▶

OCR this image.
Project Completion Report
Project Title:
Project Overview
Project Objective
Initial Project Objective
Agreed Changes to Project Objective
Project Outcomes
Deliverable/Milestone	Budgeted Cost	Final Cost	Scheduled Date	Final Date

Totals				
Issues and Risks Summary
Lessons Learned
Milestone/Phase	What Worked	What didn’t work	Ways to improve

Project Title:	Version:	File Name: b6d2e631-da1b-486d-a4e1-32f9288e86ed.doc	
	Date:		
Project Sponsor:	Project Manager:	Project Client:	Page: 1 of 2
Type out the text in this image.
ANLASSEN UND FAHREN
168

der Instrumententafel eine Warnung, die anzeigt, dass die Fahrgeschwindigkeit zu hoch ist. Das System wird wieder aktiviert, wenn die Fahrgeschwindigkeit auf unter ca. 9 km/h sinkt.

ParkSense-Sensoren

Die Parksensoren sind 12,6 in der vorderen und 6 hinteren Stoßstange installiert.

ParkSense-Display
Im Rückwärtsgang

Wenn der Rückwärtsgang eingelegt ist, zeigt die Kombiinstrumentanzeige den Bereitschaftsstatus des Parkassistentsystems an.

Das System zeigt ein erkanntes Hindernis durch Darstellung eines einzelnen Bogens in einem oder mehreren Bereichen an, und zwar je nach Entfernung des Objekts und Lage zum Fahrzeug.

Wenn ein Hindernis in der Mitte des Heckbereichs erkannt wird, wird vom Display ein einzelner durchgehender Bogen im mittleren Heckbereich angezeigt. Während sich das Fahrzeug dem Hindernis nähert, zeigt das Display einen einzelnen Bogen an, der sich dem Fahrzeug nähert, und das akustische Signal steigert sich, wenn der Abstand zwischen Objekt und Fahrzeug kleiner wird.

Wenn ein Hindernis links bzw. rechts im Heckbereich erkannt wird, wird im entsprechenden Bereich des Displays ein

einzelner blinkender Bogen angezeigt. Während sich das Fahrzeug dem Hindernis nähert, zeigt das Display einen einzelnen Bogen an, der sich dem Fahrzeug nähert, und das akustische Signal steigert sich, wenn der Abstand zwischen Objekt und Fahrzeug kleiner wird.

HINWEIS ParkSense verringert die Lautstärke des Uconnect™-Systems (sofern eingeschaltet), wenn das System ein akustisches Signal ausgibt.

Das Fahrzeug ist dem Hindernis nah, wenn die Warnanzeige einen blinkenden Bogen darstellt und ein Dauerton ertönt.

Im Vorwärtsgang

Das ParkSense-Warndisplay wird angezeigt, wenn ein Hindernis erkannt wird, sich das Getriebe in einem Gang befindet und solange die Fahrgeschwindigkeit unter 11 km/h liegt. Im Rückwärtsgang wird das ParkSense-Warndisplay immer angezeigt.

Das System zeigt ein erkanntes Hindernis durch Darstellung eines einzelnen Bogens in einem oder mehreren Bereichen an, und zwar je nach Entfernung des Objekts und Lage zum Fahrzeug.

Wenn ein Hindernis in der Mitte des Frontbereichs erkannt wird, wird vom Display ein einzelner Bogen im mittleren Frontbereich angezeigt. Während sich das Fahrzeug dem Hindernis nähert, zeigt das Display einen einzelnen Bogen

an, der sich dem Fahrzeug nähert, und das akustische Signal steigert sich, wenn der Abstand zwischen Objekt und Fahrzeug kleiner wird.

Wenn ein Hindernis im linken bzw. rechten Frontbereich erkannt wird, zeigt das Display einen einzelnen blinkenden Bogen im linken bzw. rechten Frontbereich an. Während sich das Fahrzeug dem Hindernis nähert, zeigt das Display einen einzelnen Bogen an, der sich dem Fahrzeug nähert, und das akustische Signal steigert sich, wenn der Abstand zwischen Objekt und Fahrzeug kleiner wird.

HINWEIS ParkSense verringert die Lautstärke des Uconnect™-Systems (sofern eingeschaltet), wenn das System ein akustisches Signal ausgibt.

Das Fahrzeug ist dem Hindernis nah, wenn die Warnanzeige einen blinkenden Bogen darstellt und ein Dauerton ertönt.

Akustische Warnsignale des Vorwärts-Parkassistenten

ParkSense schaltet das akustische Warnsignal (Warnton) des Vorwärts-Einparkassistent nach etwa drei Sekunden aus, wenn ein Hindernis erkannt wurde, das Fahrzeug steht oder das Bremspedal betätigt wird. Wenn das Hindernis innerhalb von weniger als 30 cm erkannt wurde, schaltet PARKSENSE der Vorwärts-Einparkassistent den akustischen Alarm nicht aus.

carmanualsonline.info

◀

**Instruction**.
Each line above is to be repeated exactly.

**Exercise response**.
OCR this image.
Project Completion Report
Project Title:
Project Overview
Project Objective
Initial Project Objective
Agreed Changes to Project Objective
Project Outcomes
Deliverable/Milestone	Budgeted Cost	Final Cost	Scheduled Date	Final Date

Totals				
Issues and Risks Summary
Lessons Learned
Milestone/Phase	What Worked	What didn’t work	Ways to improve

Project Title:	Version:	File Name: b6d2e631-da1b-486d-a4e1-32f9288e86ed.doc	
	Date:		
Project Sponsor:	Project Manager:	Project Client:	Page: 1 of 2
Type out the text in this image.
ANLASSEN UND FAHREN
168

der Instrumententafel eine Warnung, die anzeigt, dass die Fahrgeschwindigkeit zu hoch ist. Das System wird wieder aktiviert, wenn die Fahrgeschwindigkeit auf unter ca. 9 km/h sinkt.

ParkSense-Sensoren

Die Parksensoren sind 12,6 in der vorderen und 6 hinteren Stoßstange installiert.

ParkSense-Display
Im Rückwärtsgang

Wenn der Rückwärtsgang eingelegt ist, zeigt die Kombiinstrumentanzeige den Bereitschaftsstatus des Parkassistentsystems an.

Das System zeigt ein erkanntes Hindernis durch Darstellung eines einzelnen Bogens in einem oder mehreren Bereichen an, und zwar je nach Entfernung des Objekts und Lage zum Fahrzeug.

Wenn ein Hindernis in der Mitte des Heckbereichs erkannt wird, wird vom Display ein einzelner durchgehender Bogen im mittleren Heckbereich angezeigt. Während sich das Fahrzeug dem Hindernis nähert, zeigt das Display einen einzelnen Bogen an, der sich dem Fahrzeug nähert, und das akustische Signal steigert sich, wenn der Abstand zwischen Objekt und Fahrzeug kleiner wird.

Wenn ein Hindernis links bzw. rechts im Heckbereich erkannt wird, wird im entsprechenden Bereich des Displays ein

einzelner blinkender Bogen angezeigt. Während sich das Fahrzeug dem Hindernis nähert, zeigt das Display einen einzelnen Bogen an, der sich dem Fahrzeug nähert, und das akustische Signal steigert sich, wenn der Abstand zwischen Objekt und Fahrzeug kleiner wird.

HINWEIS ParkSense verringert die Lautstärke des Uconnect™-Systems (sofern eingeschaltet), wenn das System ein akustisches Signal ausgibt.

Das Fahrzeug ist dem Hindernis nah, wenn die Warnanzeige einen blinkenden Bogen darstellt und ein Dauerton ertönt.

Im Vorwärtsgang

Das ParkSense-Warndisplay wird angezeigt, wenn ein Hindernis erkannt wird, sich das Getriebe in einem Gang befindet und solange die Fahrgeschwindigkeit unter 11 km/h liegt. Im Rückwärtsgang wird das ParkSense-Warndisplay immer angezeigt.

Das System zeigt ein erkanntes Hindernis durch Darstellung eines einzelnen Bogens in einem oder mehreren Bereichen an, und zwar je nach Entfernung des Objekts und Lage zum Fahrzeug.

Wenn ein Hindernis in der Mitte des Frontbereichs erkannt wird, wird vom Display ein einzelner Bogen im mittleren Frontbereich angezeigt. Während sich das Fahrzeug dem Hindernis nähert, zeigt das Display einen einzelnen Bogen

an, der sich dem Fahrzeug nähert, und das akustische Signal steigert sich, wenn der Abstand zwischen Objekt und Fahrzeug kleiner wird.

Wenn ein Hindernis im linken bzw. rechten Frontbereich erkannt wird, zeigt das Display einen einzelnen blinkenden Bogen im linken bzw. rechten Frontbereich an. Während sich das Fahrzeug dem Hindernis nähert, zeigt das Display einen einzelnen Bogen an, der sich dem Fahrzeug nähert, und das akustische Signal steigert sich, wenn der Abstand zwischen Objekt und Fahrzeug kleiner wird.

HINWEIS ParkSense verringert die Lautstärke des Uconnect™-Systems (sofern eingeschaltet), wenn das System ein akustisches Signal ausgibt.

Das Fahrzeug ist dem Hindernis nah, wenn die Warnanzeige einen blinkenden Bogen darstellt und ein Dauerton ertönt.

Akustische Warnsignale des Vorwärts-Parkassistenten

ParkSense schaltet das akustische Warnsignal (Warnton) des Vorwärts-Einparkassistent nach etwa drei Sekunden aus, wenn ein Hindernis erkannt wurde, das Fahrzeug steht oder das Bremspedal betätigt wird. Wenn das Hindernis innerhalb von weniger als 30 cm erkannt wurde, schaltet PARKSENSE der Vorwärts-Einparkassistent den akustischen Alarm nicht aus.

carmanualsonline.info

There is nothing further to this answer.